Requirement:
Print every item below verbatim, line for line, with no changes.

Records shown:
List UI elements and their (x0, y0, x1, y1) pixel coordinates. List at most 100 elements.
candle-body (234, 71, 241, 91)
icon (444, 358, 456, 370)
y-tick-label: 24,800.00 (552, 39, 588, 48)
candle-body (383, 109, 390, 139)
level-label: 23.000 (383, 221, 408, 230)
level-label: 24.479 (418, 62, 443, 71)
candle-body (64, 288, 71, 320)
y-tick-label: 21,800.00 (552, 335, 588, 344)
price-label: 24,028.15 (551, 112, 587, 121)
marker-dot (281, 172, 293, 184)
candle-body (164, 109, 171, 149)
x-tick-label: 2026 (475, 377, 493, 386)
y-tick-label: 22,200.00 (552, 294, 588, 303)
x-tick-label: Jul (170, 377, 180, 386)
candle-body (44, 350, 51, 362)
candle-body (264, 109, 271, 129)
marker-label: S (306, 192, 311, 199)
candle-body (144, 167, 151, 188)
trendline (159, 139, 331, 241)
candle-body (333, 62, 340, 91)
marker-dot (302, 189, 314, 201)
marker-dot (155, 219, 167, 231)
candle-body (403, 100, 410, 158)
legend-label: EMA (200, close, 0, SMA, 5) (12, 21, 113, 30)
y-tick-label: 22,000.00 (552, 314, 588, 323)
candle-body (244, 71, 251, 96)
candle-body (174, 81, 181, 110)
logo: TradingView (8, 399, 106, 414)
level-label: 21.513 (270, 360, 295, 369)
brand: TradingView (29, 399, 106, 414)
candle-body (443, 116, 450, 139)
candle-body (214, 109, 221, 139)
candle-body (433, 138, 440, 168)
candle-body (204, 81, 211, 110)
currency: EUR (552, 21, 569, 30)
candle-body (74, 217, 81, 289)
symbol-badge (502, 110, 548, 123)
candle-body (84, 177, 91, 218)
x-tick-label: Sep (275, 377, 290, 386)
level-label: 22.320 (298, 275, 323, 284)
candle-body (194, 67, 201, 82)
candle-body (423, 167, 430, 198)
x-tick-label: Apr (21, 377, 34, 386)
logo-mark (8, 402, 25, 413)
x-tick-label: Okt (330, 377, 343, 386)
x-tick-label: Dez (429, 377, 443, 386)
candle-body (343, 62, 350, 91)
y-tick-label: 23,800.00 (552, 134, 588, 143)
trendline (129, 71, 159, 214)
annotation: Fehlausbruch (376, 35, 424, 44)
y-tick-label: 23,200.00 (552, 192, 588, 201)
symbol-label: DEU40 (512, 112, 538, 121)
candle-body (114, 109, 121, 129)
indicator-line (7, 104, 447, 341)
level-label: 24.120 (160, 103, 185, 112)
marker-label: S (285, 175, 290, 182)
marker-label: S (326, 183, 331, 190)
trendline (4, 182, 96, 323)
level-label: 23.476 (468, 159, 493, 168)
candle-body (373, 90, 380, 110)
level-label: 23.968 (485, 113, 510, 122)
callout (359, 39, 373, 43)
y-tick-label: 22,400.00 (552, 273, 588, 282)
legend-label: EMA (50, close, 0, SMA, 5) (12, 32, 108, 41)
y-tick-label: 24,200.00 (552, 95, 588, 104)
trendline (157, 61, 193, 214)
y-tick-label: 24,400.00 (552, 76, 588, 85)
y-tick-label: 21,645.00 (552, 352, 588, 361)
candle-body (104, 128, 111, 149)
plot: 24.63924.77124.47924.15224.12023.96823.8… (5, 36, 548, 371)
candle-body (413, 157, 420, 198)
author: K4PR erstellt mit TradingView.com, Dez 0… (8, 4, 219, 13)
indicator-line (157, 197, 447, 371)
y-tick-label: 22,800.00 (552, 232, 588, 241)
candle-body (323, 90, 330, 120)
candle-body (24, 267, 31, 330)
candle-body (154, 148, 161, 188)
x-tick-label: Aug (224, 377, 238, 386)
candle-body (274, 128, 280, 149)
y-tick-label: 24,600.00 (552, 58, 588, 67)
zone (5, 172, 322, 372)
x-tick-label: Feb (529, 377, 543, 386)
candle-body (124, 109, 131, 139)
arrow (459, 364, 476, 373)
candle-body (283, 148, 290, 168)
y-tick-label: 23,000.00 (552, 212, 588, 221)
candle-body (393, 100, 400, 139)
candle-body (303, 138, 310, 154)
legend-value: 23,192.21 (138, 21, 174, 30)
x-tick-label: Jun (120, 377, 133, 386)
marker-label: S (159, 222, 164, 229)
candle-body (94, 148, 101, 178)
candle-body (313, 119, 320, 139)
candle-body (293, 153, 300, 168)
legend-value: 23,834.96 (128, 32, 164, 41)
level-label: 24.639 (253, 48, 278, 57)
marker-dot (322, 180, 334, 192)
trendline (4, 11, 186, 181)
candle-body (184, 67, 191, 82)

Finished answer:
List UI elements and their (x0, y0, x1, y1) pixel coordinates. List at most 100 elements.
candle-body (234, 71, 241, 91)
icon (444, 358, 456, 370)
y-tick-label: 24,800.00 (552, 39, 588, 48)
candle-body (383, 109, 390, 139)
level-label: 23.000 (383, 221, 408, 230)
level-label: 24.479 (418, 62, 443, 71)
candle-body (64, 288, 71, 320)
y-tick-label: 21,800.00 (552, 335, 588, 344)
price-label: 24,028.15 (551, 112, 587, 121)
marker-dot (281, 172, 293, 184)
candle-body (164, 109, 171, 149)
x-tick-label: 2026 (475, 377, 493, 386)
y-tick-label: 22,200.00 (552, 294, 588, 303)
x-tick-label: Jul (170, 377, 180, 386)
candle-body (44, 350, 51, 362)
candle-body (264, 109, 271, 129)
marker-label: S (306, 192, 311, 199)
candle-body (144, 167, 151, 188)
trendline (159, 139, 331, 241)
candle-body (333, 62, 340, 91)
marker-dot (302, 189, 314, 201)
marker-dot (155, 219, 167, 231)
candle-body (403, 100, 410, 158)
legend-label: EMA (200, close, 0, SMA, 5) (12, 21, 113, 30)
y-tick-label: 22,000.00 (552, 314, 588, 323)
candle-body (244, 71, 251, 96)
candle-body (174, 81, 181, 110)
logo: TradingView (8, 399, 106, 414)
level-label: 21.513 (270, 360, 295, 369)
brand: TradingView (29, 399, 106, 414)
candle-body (443, 116, 450, 139)
candle-body (214, 109, 221, 139)
candle-body (433, 138, 440, 168)
candle-body (204, 81, 211, 110)
currency: EUR (552, 21, 569, 30)
candle-body (74, 217, 81, 289)
symbol-badge (502, 110, 548, 123)
candle-body (84, 177, 91, 218)
x-tick-label: Sep (275, 377, 290, 386)
level-label: 22.320 (298, 275, 323, 284)
candle-body (194, 67, 201, 82)
candle-body (423, 167, 430, 198)
x-tick-label: Apr (21, 377, 34, 386)
logo-mark (8, 402, 25, 413)
x-tick-label: Okt (330, 377, 343, 386)
x-tick-label: Dez (429, 377, 443, 386)
candle-body (343, 62, 350, 91)
y-tick-label: 23,800.00 (552, 134, 588, 143)
trendline (129, 71, 159, 214)
annotation: Fehlausbruch (376, 35, 424, 44)
y-tick-label: 23,200.00 (552, 192, 588, 201)
symbol-label: DEU40 (512, 112, 538, 121)
candle-body (114, 109, 121, 129)
indicator-line (7, 104, 447, 341)
level-label: 24.120 (160, 103, 185, 112)
marker-label: S (285, 175, 290, 182)
marker-label: S (326, 183, 331, 190)
trendline (4, 182, 96, 323)
level-label: 23.476 (468, 159, 493, 168)
candle-body (373, 90, 380, 110)
level-label: 23.968 (485, 113, 510, 122)
callout (359, 39, 373, 43)
y-tick-label: 22,400.00 (552, 273, 588, 282)
legend-label: EMA (50, close, 0, SMA, 5) (12, 32, 108, 41)
y-tick-label: 24,200.00 (552, 95, 588, 104)
trendline (157, 61, 193, 214)
y-tick-label: 24,400.00 (552, 76, 588, 85)
y-tick-label: 21,645.00 (552, 352, 588, 361)
candle-body (104, 128, 111, 149)
plot: 24.63924.77124.47924.15224.12023.96823.8… (5, 36, 548, 371)
candle-body (413, 157, 420, 198)
author: K4PR erstellt mit TradingView.com, Dez 0… (8, 4, 219, 13)
indicator-line (157, 197, 447, 371)
y-tick-label: 22,800.00 (552, 232, 588, 241)
candle-body (323, 90, 330, 120)
candle-body (24, 267, 31, 330)
candle-body (154, 148, 161, 188)
x-tick-label: Aug (224, 377, 238, 386)
candle-body (274, 128, 280, 149)
y-tick-label: 24,600.00 (552, 58, 588, 67)
zone (5, 172, 322, 372)
x-tick-label: Feb (529, 377, 543, 386)
candle-body (124, 109, 131, 139)
arrow (459, 364, 476, 373)
candle-body (283, 148, 290, 168)
y-tick-label: 23,000.00 (552, 212, 588, 221)
candle-body (393, 100, 400, 139)
candle-body (303, 138, 310, 154)
legend-value: 23,192.21 (138, 21, 174, 30)
x-tick-label: Jun (120, 377, 133, 386)
marker-label: S (159, 222, 164, 229)
candle-body (94, 148, 101, 178)
candle-body (313, 119, 320, 139)
candle-body (293, 153, 300, 168)
legend-value: 23,834.96 (128, 32, 164, 41)
level-label: 24.639 (253, 48, 278, 57)
marker-dot (322, 180, 334, 192)
trendline (4, 11, 186, 181)
candle-body (184, 67, 191, 82)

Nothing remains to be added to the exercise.